What the exercise asks
Images are not part of the copy; write out the rest of the data exactly as given.

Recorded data
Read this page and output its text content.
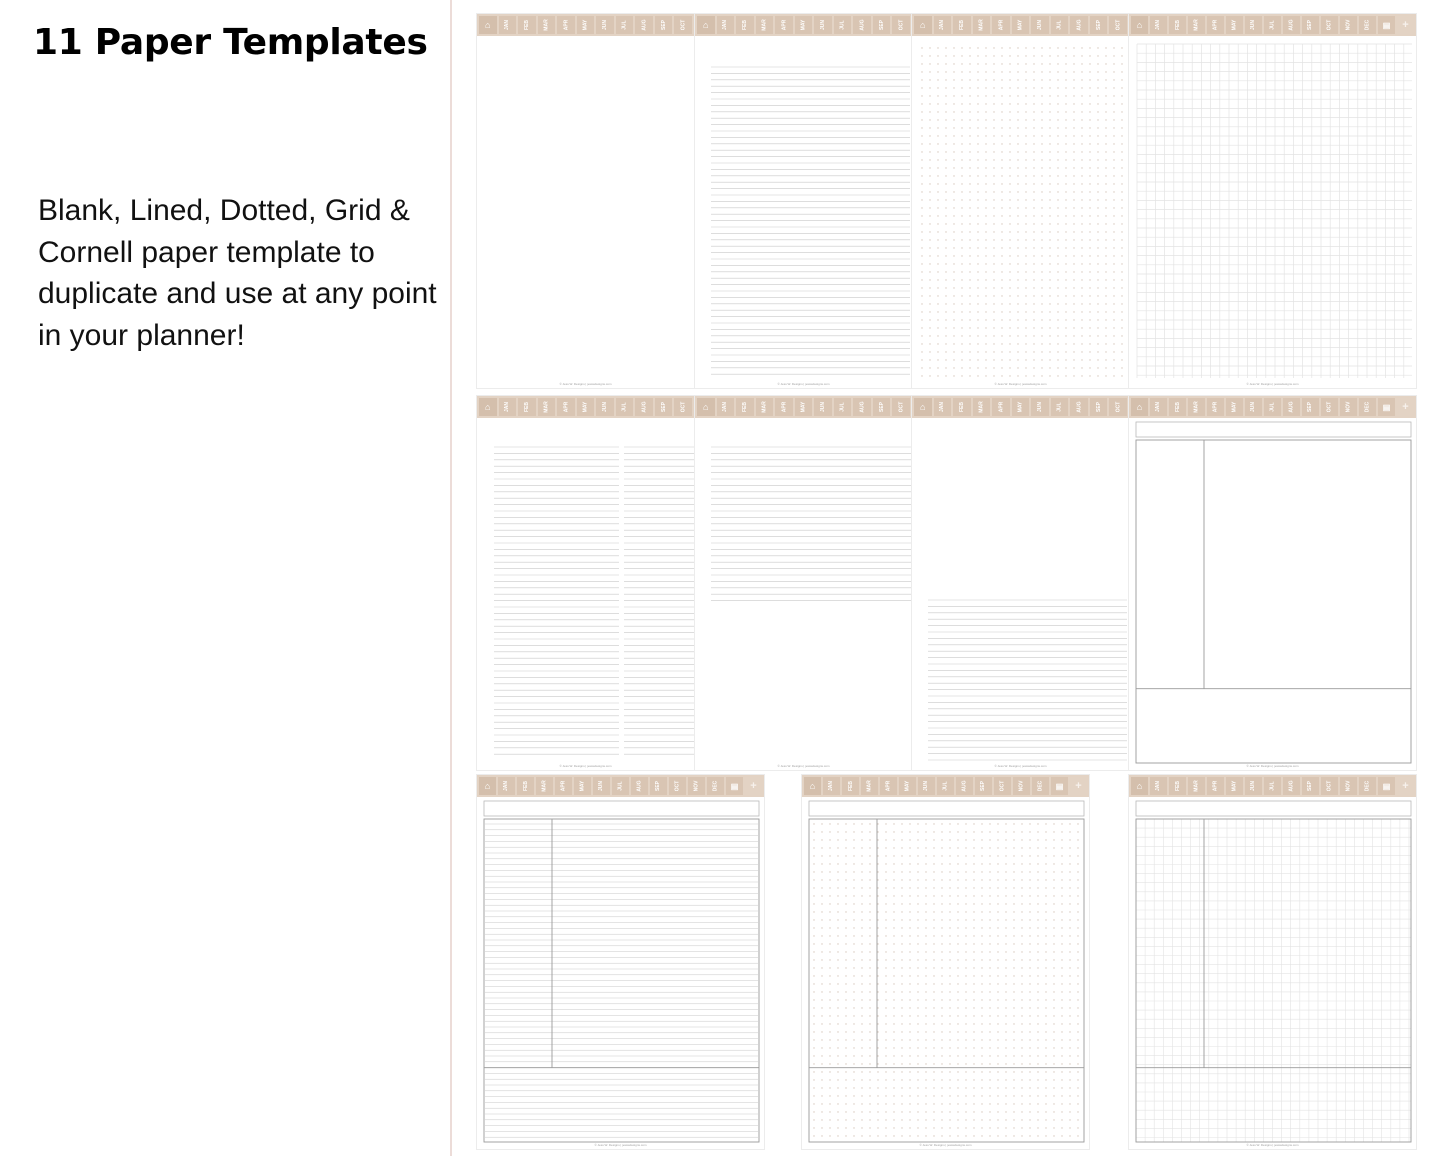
11 Paper Templates

Blank, Lined, Dotted, Grid & Cornell paper template to duplicate and use at any point in your planner!

⌂	JAN	FEB	MAR	APR	MAY	JUN	JUL	AUG	SEP	OCT
© Jess W. Designs | jesswdesigns.com
⌂	JAN	FEB	MAR	APR	MAY	JUN	JUL	AUG	SEP	OCT
© Jess W. Designs | jesswdesigns.com
⌂	JAN	FEB	MAR	APR	MAY	JUN	JUL	AUG	SEP	OCT
© Jess W. Designs | jesswdesigns.com
⌂	JAN	FEB	MAR	APR	MAY	JUN	JUL	AUG	SEP	OCT	NOV	DEC ▤ +
© Jess W. Designs | jesswdesigns.com
⌂	JAN	FEB	MAR	APR	MAY	JUN	JUL	AUG	SEP	OCT
© Jess W. Designs | jesswdesigns.com
⌂	JAN	FEB	MAR	APR	MAY	JUN	JUL	AUG	SEP	OCT
© Jess W. Designs | jesswdesigns.com
⌂	JAN	FEB	MAR	APR	MAY	JUN	JUL	AUG	SEP	OCT
© Jess W. Designs | jesswdesigns.com
⌂	JAN	FEB	MAR	APR	MAY	JUN	JUL	AUG	SEP	OCT	NOV	DEC ▤ +
© Jess W. Designs | jesswdesigns.com
⌂	JAN	FEB	MAR	APR	MAY	JUN	JUL	AUG	SEP	OCT	NOV	DEC ▤ +
© Jess W. Designs | jesswdesigns.com
⌂	JAN	FEB	MAR	APR	MAY	JUN	JUL	AUG	SEP	OCT	NOV	DEC ▤ +
© Jess W. Designs | jesswdesigns.com
⌂	JAN	FEB	MAR	APR	MAY	JUN	JUL	AUG	SEP	OCT	NOV	DEC ▤ +
© Jess W. Designs | jesswdesigns.com
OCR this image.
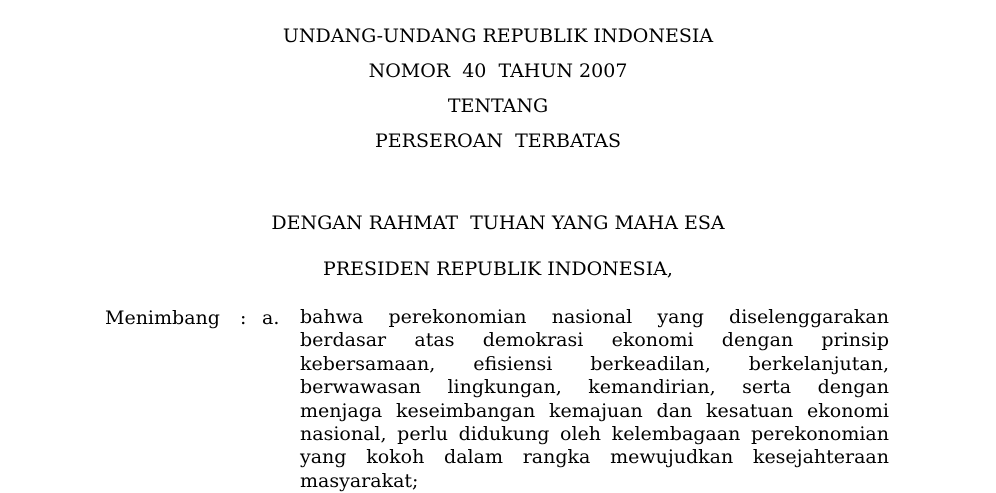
UNDANG-UNDANG REPUBLIK INDONESIA
NOMOR  40  TAHUN 2007
TENTANG
PERSEROAN  TERBATAS
DENGAN RAHMAT  TUHAN YANG MAHA ESA
PRESIDEN REPUBLIK INDONESIA,
Menimbang : a. bahwa perekonomian nasional yang diselenggarakan
berdasar atas demokrasi ekonomi dengan prinsip
kebersamaan, efisiensi berkeadilan, berkelanjutan,
berwawasan lingkungan, kemandirian, serta dengan
menjaga keseimbangan kemajuan dan kesatuan ekonomi
nasional, perlu didukung oleh kelembagaan perekonomian
yang kokoh dalam rangka mewujudkan kesejahteraan
masyarakat;
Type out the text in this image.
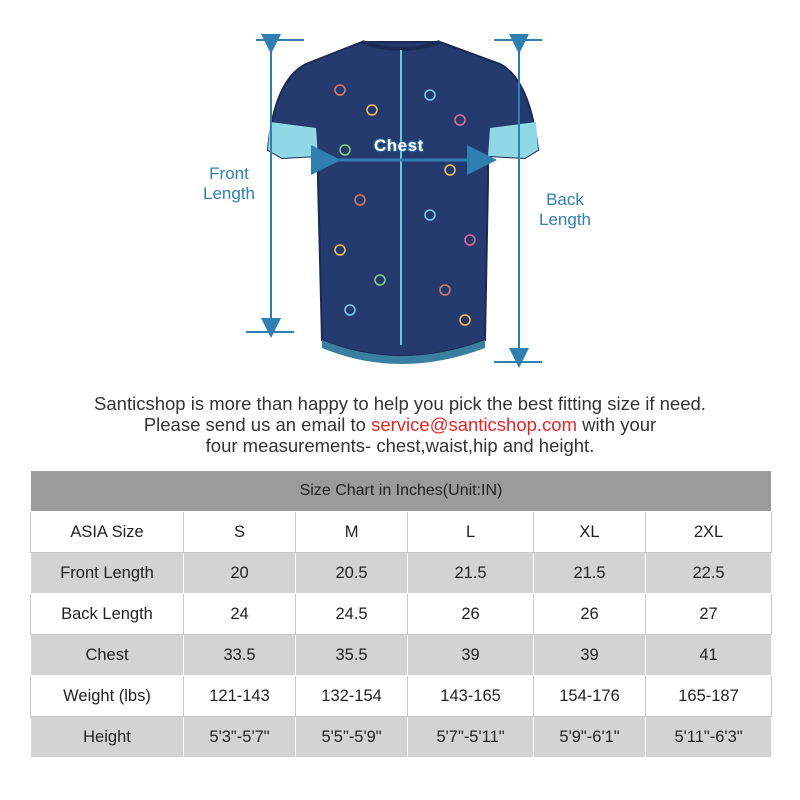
Front
Length	Back
Length
Chest
Santicshop is more than happy to help you pick the best fitting size if need.
Please send us an email to service@santicshop.com with your
four measurements- chest,waist,hip and height.
Size Chart in Inches(Unit:IN)					
ASIA Size	S	M	L	XL	2XL
Front Length	20	20.5	21.5	21.5	22.5
Back Length	24	24.5	26	26	27
Chest	33.5	35.5	39	39	41
Weight (lbs)	121-143	132-154	143-165	154-176	165-187
Height	5'3"-5'7"	5'5"-5'9"	5'7"-5'11"	5'9"-6'1"	5'11"-6'3"
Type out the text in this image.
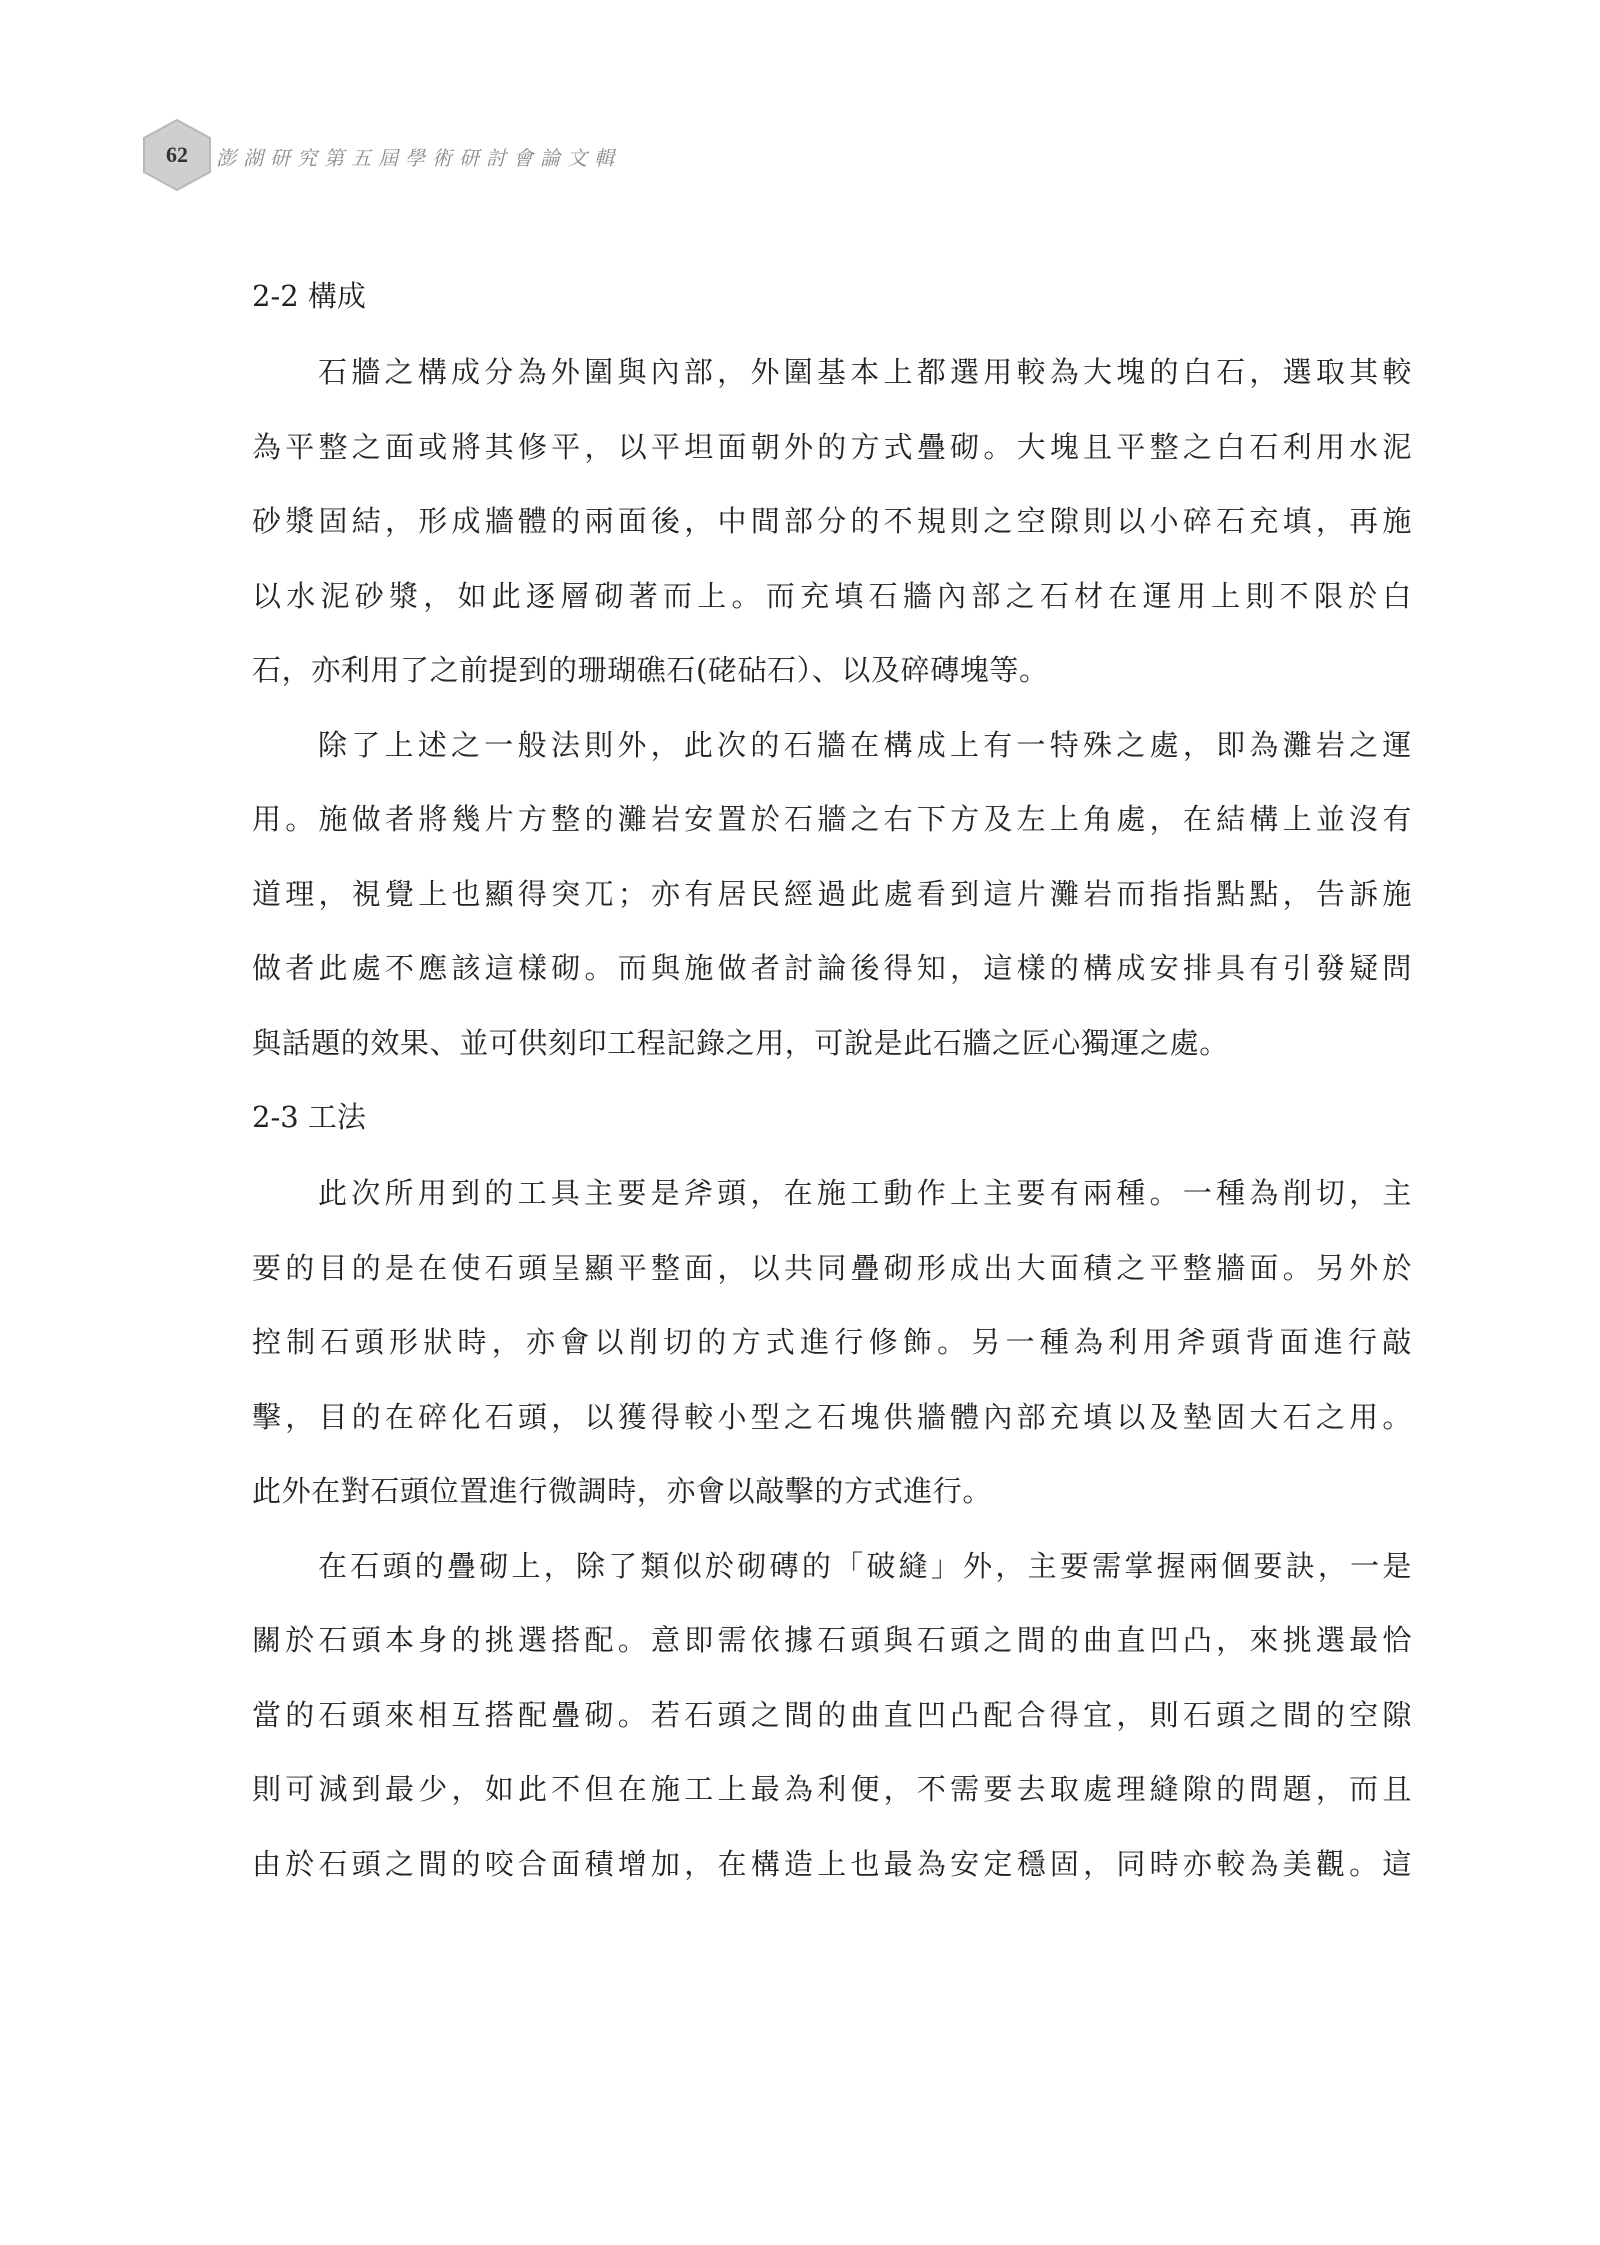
62	澎湖研究第五屆學術研討會論文輯
2-2 構成
石牆之構成分為外圍與內部，外圍基本上都選用較為大塊的白石，選取其較
為平整之面或將其修平，以平坦面朝外的方式疊砌。大塊且平整之白石利用水泥
砂漿固結，形成牆體的兩面後，中間部分的不規則之空隙則以小碎石充填，再施
以水泥砂漿，如此逐層砌著而上。而充填石牆內部之石材在運用上則不限於白
石，亦利用了之前提到的珊瑚礁石(硓砧石）、以及碎磚塊等。
除了上述之一般法則外，此次的石牆在構成上有一特殊之處，即為灘岩之運
用。施做者將幾片方整的灘岩安置於石牆之右下方及左上角處，在結構上並沒有
道理，視覺上也顯得突兀；亦有居民經過此處看到這片灘岩而指指點點，告訴施
做者此處不應該這樣砌。而與施做者討論後得知，這樣的構成安排具有引發疑問
與話題的效果、並可供刻印工程記錄之用，可說是此石牆之匠心獨運之處。
2-3 工法
此次所用到的工具主要是斧頭，在施工動作上主要有兩種。一種為削切，主
要的目的是在使石頭呈顯平整面，以共同疊砌形成出大面積之平整牆面。另外於
控制石頭形狀時，亦會以削切的方式進行修飾。另一種為利用斧頭背面進行敲
擊，目的在碎化石頭，以獲得較小型之石塊供牆體內部充填以及墊固大石之用。
此外在對石頭位置進行微調時，亦會以敲擊的方式進行。
在石頭的疊砌上，除了類似於砌磚的「破縫」外，主要需掌握兩個要訣，一是
關於石頭本身的挑選搭配。意即需依據石頭與石頭之間的曲直凹凸，來挑選最恰
當的石頭來相互搭配疊砌。若石頭之間的曲直凹凸配合得宜，則石頭之間的空隙
則可減到最少，如此不但在施工上最為利便，不需要去取處理縫隙的問題，而且
由於石頭之間的咬合面積增加，在構造上也最為安定穩固，同時亦較為美觀。這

Answer below
Read this page and output its text content.
11 Paper Templates

Blank, Lined, Dotted, Grid & Cornell paper template to duplicate and use at any point in your planner!

⌂	JAN	FEB	MAR	APR	MAY	JUN	JUL	AUG	SEP	OCT
© Jess W. Designs | jesswdesigns.com
⌂	JAN	FEB	MAR	APR	MAY	JUN	JUL	AUG	SEP	OCT
© Jess W. Designs | jesswdesigns.com
⌂	JAN	FEB	MAR	APR	MAY	JUN	JUL	AUG	SEP	OCT
© Jess W. Designs | jesswdesigns.com
⌂	JAN	FEB	MAR	APR	MAY	JUN	JUL	AUG	SEP	OCT	NOV	DEC ▤ +
© Jess W. Designs | jesswdesigns.com
⌂	JAN	FEB	MAR	APR	MAY	JUN	JUL	AUG	SEP	OCT
© Jess W. Designs | jesswdesigns.com
⌂	JAN	FEB	MAR	APR	MAY	JUN	JUL	AUG	SEP	OCT
© Jess W. Designs | jesswdesigns.com
⌂	JAN	FEB	MAR	APR	MAY	JUN	JUL	AUG	SEP	OCT
© Jess W. Designs | jesswdesigns.com
⌂	JAN	FEB	MAR	APR	MAY	JUN	JUL	AUG	SEP	OCT	NOV	DEC ▤ +
© Jess W. Designs | jesswdesigns.com
⌂	JAN	FEB	MAR	APR	MAY	JUN	JUL	AUG	SEP	OCT	NOV	DEC ▤ +
© Jess W. Designs | jesswdesigns.com
⌂	JAN	FEB	MAR	APR	MAY	JUN	JUL	AUG	SEP	OCT	NOV	DEC ▤ +
© Jess W. Designs | jesswdesigns.com
⌂	JAN	FEB	MAR	APR	MAY	JUN	JUL	AUG	SEP	OCT	NOV	DEC ▤ +
© Jess W. Designs | jesswdesigns.com
OCR this image.
UNDANG-UNDANG REPUBLIK INDONESIA
NOMOR  40  TAHUN 2007
TENTANG
PERSEROAN  TERBATAS
DENGAN RAHMAT  TUHAN YANG MAHA ESA
PRESIDEN REPUBLIK INDONESIA,
Menimbang : a. bahwa perekonomian nasional yang diselenggarakan
berdasar atas demokrasi ekonomi dengan prinsip
kebersamaan, efisiensi berkeadilan, berkelanjutan,
berwawasan lingkungan, kemandirian, serta dengan
menjaga keseimbangan kemajuan dan kesatuan ekonomi
nasional, perlu didukung oleh kelembagaan perekonomian
yang kokoh dalam rangka mewujudkan kesejahteraan
masyarakat;
Type out the text in this image.
Front
Length	Back
Length
Chest
Santicshop is more than happy to help you pick the best fitting size if need.
Please send us an email to service@santicshop.com with your
four measurements- chest,waist,hip and height.
Size Chart in Inches(Unit:IN)					
ASIA Size	S	M	L	XL	2XL
Front Length	20	20.5	21.5	21.5	22.5
Back Length	24	24.5	26	26	27
Chest	33.5	35.5	39	39	41
Weight (lbs)	121-143	132-154	143-165	154-176	165-187
Height	5'3"-5'7"	5'5"-5'9"	5'7"-5'11"	5'9"-6'1"	5'11"-6'3"
Type out the text in this image.
62	澎湖研究第五屆學術研討會論文輯
2-2 構成
石牆之構成分為外圍與內部，外圍基本上都選用較為大塊的白石，選取其較
為平整之面或將其修平，以平坦面朝外的方式疊砌。大塊且平整之白石利用水泥
砂漿固結，形成牆體的兩面後，中間部分的不規則之空隙則以小碎石充填，再施
以水泥砂漿，如此逐層砌著而上。而充填石牆內部之石材在運用上則不限於白
石，亦利用了之前提到的珊瑚礁石(硓砧石）、以及碎磚塊等。
除了上述之一般法則外，此次的石牆在構成上有一特殊之處，即為灘岩之運
用。施做者將幾片方整的灘岩安置於石牆之右下方及左上角處，在結構上並沒有
道理，視覺上也顯得突兀；亦有居民經過此處看到這片灘岩而指指點點，告訴施
做者此處不應該這樣砌。而與施做者討論後得知，這樣的構成安排具有引發疑問
與話題的效果、並可供刻印工程記錄之用，可說是此石牆之匠心獨運之處。
2-3 工法
此次所用到的工具主要是斧頭，在施工動作上主要有兩種。一種為削切，主
要的目的是在使石頭呈顯平整面，以共同疊砌形成出大面積之平整牆面。另外於
控制石頭形狀時，亦會以削切的方式進行修飾。另一種為利用斧頭背面進行敲
擊，目的在碎化石頭，以獲得較小型之石塊供牆體內部充填以及墊固大石之用。
此外在對石頭位置進行微調時，亦會以敲擊的方式進行。
在石頭的疊砌上，除了類似於砌磚的「破縫」外，主要需掌握兩個要訣，一是
關於石頭本身的挑選搭配。意即需依據石頭與石頭之間的曲直凹凸，來挑選最恰
當的石頭來相互搭配疊砌。若石頭之間的曲直凹凸配合得宜，則石頭之間的空隙
則可減到最少，如此不但在施工上最為利便，不需要去取處理縫隙的問題，而且
由於石頭之間的咬合面積增加，在構造上也最為安定穩固，同時亦較為美觀。這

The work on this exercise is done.